--- BEGIN ---

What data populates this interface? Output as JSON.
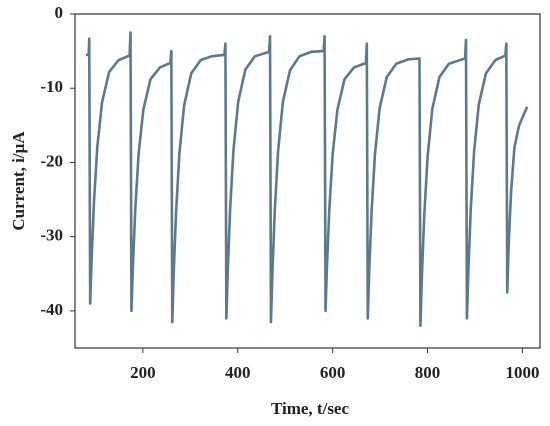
{
  "chart_data": {
    "type": "line",
    "xlabel": "Time, t/sec",
    "ylabel": "Current, i/µA",
    "xlim": [
      57,
      1037
    ],
    "ylim": [
      -45,
      0
    ],
    "xticks": [
      200,
      400,
      600,
      800,
      1000
    ],
    "yticks": [
      0,
      -10,
      -20,
      -30,
      -40
    ],
    "grid": false,
    "series": [
      {
        "name": "current",
        "color": "#5b7a8c",
        "x": [
          80,
          86,
          87,
          89,
          92,
          97,
          104,
          114,
          129,
          149,
          172,
          174,
          176,
          179,
          184,
          191,
          201,
          216,
          236,
          258,
          260,
          262,
          265,
          270,
          277,
          287,
          302,
          322,
          345,
          372,
          374,
          376,
          379,
          384,
          391,
          401,
          416,
          436,
          466,
          468,
          470,
          473,
          478,
          485,
          495,
          510,
          530,
          555,
          581,
          583,
          585,
          588,
          593,
          600,
          610,
          625,
          645,
          670,
          672,
          674,
          677,
          682,
          689,
          699,
          714,
          734,
          760,
          781,
          783,
          785,
          788,
          793,
          800,
          810,
          825,
          845,
          879,
          881,
          883,
          886,
          891,
          898,
          908,
          923,
          943,
          964,
          966,
          968,
          971,
          976,
          983,
          993,
          1003,
          1010
        ],
        "values": [
          -5.5,
          -5.5,
          -3.3,
          -39,
          -33,
          -25.3,
          -17.9,
          -11.9,
          -7.8,
          -6.2,
          -5.6,
          -2.5,
          -40,
          -34,
          -26.3,
          -18.9,
          -12.9,
          -8.8,
          -7.2,
          -6.6,
          -5,
          -41.5,
          -35,
          -26.7,
          -18.8,
          -12.3,
          -8,
          -6.2,
          -5.7,
          -5.5,
          -4,
          -41,
          -34.5,
          -26.2,
          -18.3,
          -11.8,
          -7.5,
          -5.7,
          -5.1,
          -3,
          -41.5,
          -34.9,
          -26.5,
          -18.5,
          -11.9,
          -7.6,
          -5.7,
          -5.1,
          -5,
          -3,
          -40,
          -34,
          -26.3,
          -18.9,
          -12.9,
          -8.8,
          -7.2,
          -6.6,
          -4,
          -41,
          -34.7,
          -26.7,
          -19,
          -12.7,
          -8.5,
          -6.7,
          -6.1,
          -6,
          -6,
          -42,
          -35.5,
          -27.2,
          -19.3,
          -12.8,
          -8.5,
          -6.7,
          -6,
          -3.5,
          -41,
          -34.6,
          -26.4,
          -18.6,
          -12.2,
          -8,
          -6.2,
          -5.6,
          -4,
          -37.5,
          -31,
          -24,
          -18,
          -15,
          -13.5,
          -12.5
        ]
      }
    ]
  }
}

--- END ---

◆ Set task:
Leave the pictures out, and transcribe each of the records exactly.

◆ Exercise result:
What data populates this interface? Output as JSON.
{
  "chart_data": {
    "type": "line",
    "xlabel": "Time, t/sec",
    "ylabel": "Current, i/µA",
    "xlim": [
      57,
      1037
    ],
    "ylim": [
      -45,
      0
    ],
    "xticks": [
      200,
      400,
      600,
      800,
      1000
    ],
    "yticks": [
      0,
      -10,
      -20,
      -30,
      -40
    ],
    "grid": false,
    "series": [
      {
        "name": "current",
        "color": "#5b7a8c",
        "x": [
          80,
          86,
          87,
          89,
          92,
          97,
          104,
          114,
          129,
          149,
          172,
          174,
          176,
          179,
          184,
          191,
          201,
          216,
          236,
          258,
          260,
          262,
          265,
          270,
          277,
          287,
          302,
          322,
          345,
          372,
          374,
          376,
          379,
          384,
          391,
          401,
          416,
          436,
          466,
          468,
          470,
          473,
          478,
          485,
          495,
          510,
          530,
          555,
          581,
          583,
          585,
          588,
          593,
          600,
          610,
          625,
          645,
          670,
          672,
          674,
          677,
          682,
          689,
          699,
          714,
          734,
          760,
          781,
          783,
          785,
          788,
          793,
          800,
          810,
          825,
          845,
          879,
          881,
          883,
          886,
          891,
          898,
          908,
          923,
          943,
          964,
          966,
          968,
          971,
          976,
          983,
          993,
          1003,
          1010
        ],
        "values": [
          -5.5,
          -5.5,
          -3.3,
          -39,
          -33,
          -25.3,
          -17.9,
          -11.9,
          -7.8,
          -6.2,
          -5.6,
          -2.5,
          -40,
          -34,
          -26.3,
          -18.9,
          -12.9,
          -8.8,
          -7.2,
          -6.6,
          -5,
          -41.5,
          -35,
          -26.7,
          -18.8,
          -12.3,
          -8,
          -6.2,
          -5.7,
          -5.5,
          -4,
          -41,
          -34.5,
          -26.2,
          -18.3,
          -11.8,
          -7.5,
          -5.7,
          -5.1,
          -3,
          -41.5,
          -34.9,
          -26.5,
          -18.5,
          -11.9,
          -7.6,
          -5.7,
          -5.1,
          -5,
          -3,
          -40,
          -34,
          -26.3,
          -18.9,
          -12.9,
          -8.8,
          -7.2,
          -6.6,
          -4,
          -41,
          -34.7,
          -26.7,
          -19,
          -12.7,
          -8.5,
          -6.7,
          -6.1,
          -6,
          -6,
          -42,
          -35.5,
          -27.2,
          -19.3,
          -12.8,
          -8.5,
          -6.7,
          -6,
          -3.5,
          -41,
          -34.6,
          -26.4,
          -18.6,
          -12.2,
          -8,
          -6.2,
          -5.6,
          -4,
          -37.5,
          -31,
          -24,
          -18,
          -15,
          -13.5,
          -12.5
        ]
      }
    ]
  }
}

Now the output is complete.